>> start Data rows

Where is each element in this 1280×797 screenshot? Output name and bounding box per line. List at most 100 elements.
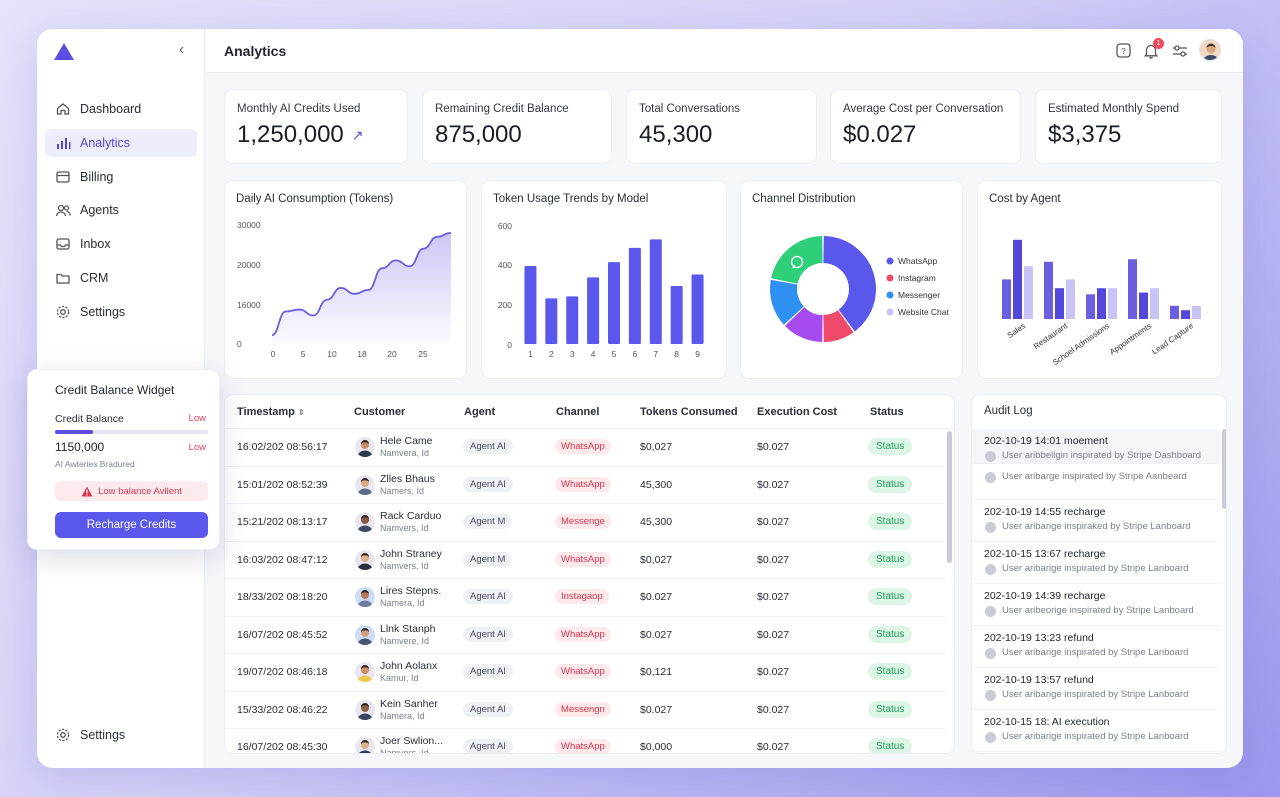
sliders-icon[interactable] — [1171, 42, 1189, 60]
audit-scrollbar[interactable] — [1222, 429, 1226, 509]
bar[interactable] — [566, 296, 579, 344]
agent-bar[interactable] — [1044, 261, 1053, 319]
sidebar-nav: Dashboard Analytics Billing Agents Inbox CRM S… — [45, 95, 197, 332]
table-row[interactable]: 15:21/202 08:13:17 Rack Carduo Namvers, Id… — [225, 504, 945, 542]
warning-icon — [81, 486, 93, 496]
table-row[interactable]: 18/33/202 08:18:20 Lires Stepns. Namera, I… — [225, 579, 945, 617]
audit-event: 202-10-15 13:67 recharge — [984, 548, 1106, 560]
agent-bar[interactable] — [1139, 292, 1148, 319]
x-tick-label: 18 — [357, 349, 367, 359]
table-row[interactable]: 16:03/202 08:47:12 John Straney Namvers, I… — [225, 542, 945, 579]
table-row[interactable]: 16/07/202 08:45:30 Joer Swlion... Namvers,… — [225, 729, 945, 753]
timestamp-cell: 15:01/202 08:52:39 — [237, 478, 328, 491]
cost-by-agent-card: Cost by Agent Sales Restaurant Schoel Admi… — [977, 180, 1222, 379]
table-row[interactable]: 16/07/202 08:45:52 Llnk Stanph Namvere, Id… — [225, 617, 945, 654]
agent-bar[interactable] — [1192, 305, 1201, 319]
bar[interactable] — [587, 277, 600, 344]
pie-slice[interactable] — [770, 279, 804, 325]
low-balance-alert-text: Low balance Avllent — [98, 485, 182, 497]
agent-badge: Agent AI — [463, 589, 513, 604]
th-cost[interactable]: Execution Cost — [757, 406, 838, 418]
page-title: Analytics — [224, 43, 287, 59]
th-status[interactable]: Status — [870, 406, 904, 418]
y-tick-label: 200 — [498, 300, 512, 310]
collapse-chevron-icon[interactable]: ‹ — [179, 41, 185, 58]
agent-badge: Agent AI — [463, 626, 513, 642]
bar[interactable] — [524, 265, 537, 344]
bar[interactable] — [691, 274, 704, 344]
audit-description: User aribarige inspirated by Stripe Lanb… — [1002, 731, 1189, 742]
audit-log-item[interactable]: 202-10-15 18: AI execution User aribarige… — [972, 710, 1220, 752]
audit-log-item[interactable]: 202-10-19 13:23 refund User aribarige ins… — [972, 626, 1220, 668]
customer-subtext: Namvera, Id — [380, 448, 430, 458]
sidebar-item-crm[interactable]: CRM — [45, 264, 197, 292]
sidebar-settings-bottom[interactable]: Settings — [55, 727, 125, 743]
audit-log-item[interactable]: 202-10-19 14:39 recharge User aribeorige … — [972, 584, 1220, 626]
table-scrollbar[interactable] — [947, 431, 952, 563]
audit-log-item[interactable]: 202-10-19 14:01 moement User aribbeligin … — [972, 429, 1220, 464]
kpi-value-row: 875,000 — [435, 121, 599, 149]
th-agent[interactable]: Agent — [464, 406, 496, 418]
user-avatar-icon — [985, 606, 996, 617]
agent-bar[interactable] — [1108, 288, 1117, 319]
bar[interactable] — [649, 239, 662, 344]
th-customer[interactable]: Customer — [354, 406, 406, 418]
agent-bar[interactable] — [1128, 259, 1137, 319]
sidebar-item-analytics[interactable]: Analytics — [45, 128, 197, 157]
audit-log-item[interactable]: 202-10-19 14:55 recharge User aribarige i… — [972, 500, 1220, 542]
table-row[interactable]: 15/33/202 08:46:22 Kein Sanher Namera, Id A… — [225, 692, 945, 729]
customer-subtext: Namvers, Id — [380, 523, 429, 533]
tokens-cell: 45,300 — [640, 478, 673, 491]
pie-slice[interactable] — [823, 310, 854, 342]
sidebar-item-label: Agents — [80, 203, 119, 218]
th-channel[interactable]: Channel — [556, 406, 600, 418]
help-icon[interactable]: ? — [1115, 42, 1133, 60]
sidebar-item-inbox[interactable]: Inbox — [45, 230, 197, 258]
th-tokens[interactable]: Tokens Consumed — [640, 406, 738, 418]
agent-bar[interactable] — [1066, 279, 1075, 319]
agent-bar[interactable] — [1097, 288, 1106, 319]
gear-icon — [56, 728, 70, 742]
sidebar-item-settings[interactable]: Settings — [45, 298, 197, 326]
tokens-cell: 45,300 — [640, 516, 673, 528]
agent-bar[interactable] — [1024, 266, 1033, 319]
bar[interactable] — [628, 247, 641, 344]
sidebar-item-agents[interactable]: Agents — [45, 196, 197, 224]
audit-log-item[interactable]: User aribarge inspirated by Stripe Aanbe… — [972, 464, 1220, 500]
th-timestamp[interactable]: Timestamp ⇕ — [237, 406, 305, 418]
customer-avatar-icon — [357, 440, 373, 457]
users-icon — [55, 205, 71, 217]
recharge-credits-button[interactable]: Recharge Credits — [55, 512, 208, 538]
agent-bar[interactable] — [1055, 288, 1064, 319]
channel-badge: Instagaop — [555, 589, 609, 604]
agent-bar[interactable] — [1170, 305, 1179, 319]
audit-description: User aribarige inspirated by Stripe Lanb… — [1002, 563, 1189, 574]
pie-slice[interactable] — [823, 236, 876, 332]
bar[interactable] — [545, 298, 558, 344]
x-tick-label: 0 — [271, 349, 276, 359]
sort-icon[interactable]: ⇕ — [297, 408, 305, 417]
audit-log-item[interactable]: 202-10-19 13:57 refund User aribarige ins… — [972, 668, 1220, 710]
sidebar-item-dashboard[interactable]: Dashboard — [45, 95, 197, 123]
user-avatar[interactable] — [1199, 39, 1221, 61]
audit-log-item[interactable]: 202-10-15 13:67 recharge User aribarige i… — [972, 542, 1220, 584]
bar[interactable] — [670, 285, 683, 344]
table-row[interactable]: 19/07/202 08:46:18 John Aolanx Kamur, Id Ag… — [225, 654, 945, 692]
agent-bar[interactable] — [1002, 279, 1011, 319]
pie-slice[interactable] — [771, 236, 823, 284]
x-tick-label: 20 — [387, 349, 397, 359]
sidebar-item-billing[interactable]: Billing — [45, 163, 197, 191]
table-row[interactable]: 16:02/202 08:56:17 Hele Came Namvera, Id Ag… — [225, 429, 945, 467]
cost-cell: $0.027 — [757, 703, 790, 716]
chart-title: Daily AI Consumption (Tokens) — [236, 193, 394, 205]
table-row[interactable]: 15:01/202 08:52:39 Zlles Bhaus Namers, Id A… — [225, 467, 945, 504]
bar[interactable] — [608, 262, 620, 344]
agent-bar[interactable] — [1181, 310, 1190, 319]
agent-bar[interactable] — [1013, 239, 1022, 319]
token-usage-chart: 0 200 400 600 1 2 3 4 5 6 7 8 9 — [498, 221, 704, 359]
x-tick-label: Sales — [1006, 321, 1028, 340]
agent-bar[interactable] — [1150, 288, 1159, 319]
agent-bar[interactable] — [1086, 294, 1095, 319]
pie-slice[interactable] — [784, 307, 823, 342]
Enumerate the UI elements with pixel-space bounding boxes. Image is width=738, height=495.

>> end Data rows

Brief: In the material, starting at the line containing "sliders-icon[interactable] — [1171, 42, 1189, 60]" and ending at the line containing "sidebar-nav: Dashboard Analytics", rename "interactable" to "clickable" and change nothing else. Return only those lines.

Task solution:
sliders-icon[clickable] — [1171, 42, 1189, 60]
audit-scrollbar[clickable] — [1222, 429, 1226, 509]
bar[clickable] — [566, 296, 579, 344]
agent-bar[clickable] — [1044, 261, 1053, 319]
sidebar-nav: Dashboard Analytics Billing Agents Inbox CRM S… — [45, 95, 197, 332]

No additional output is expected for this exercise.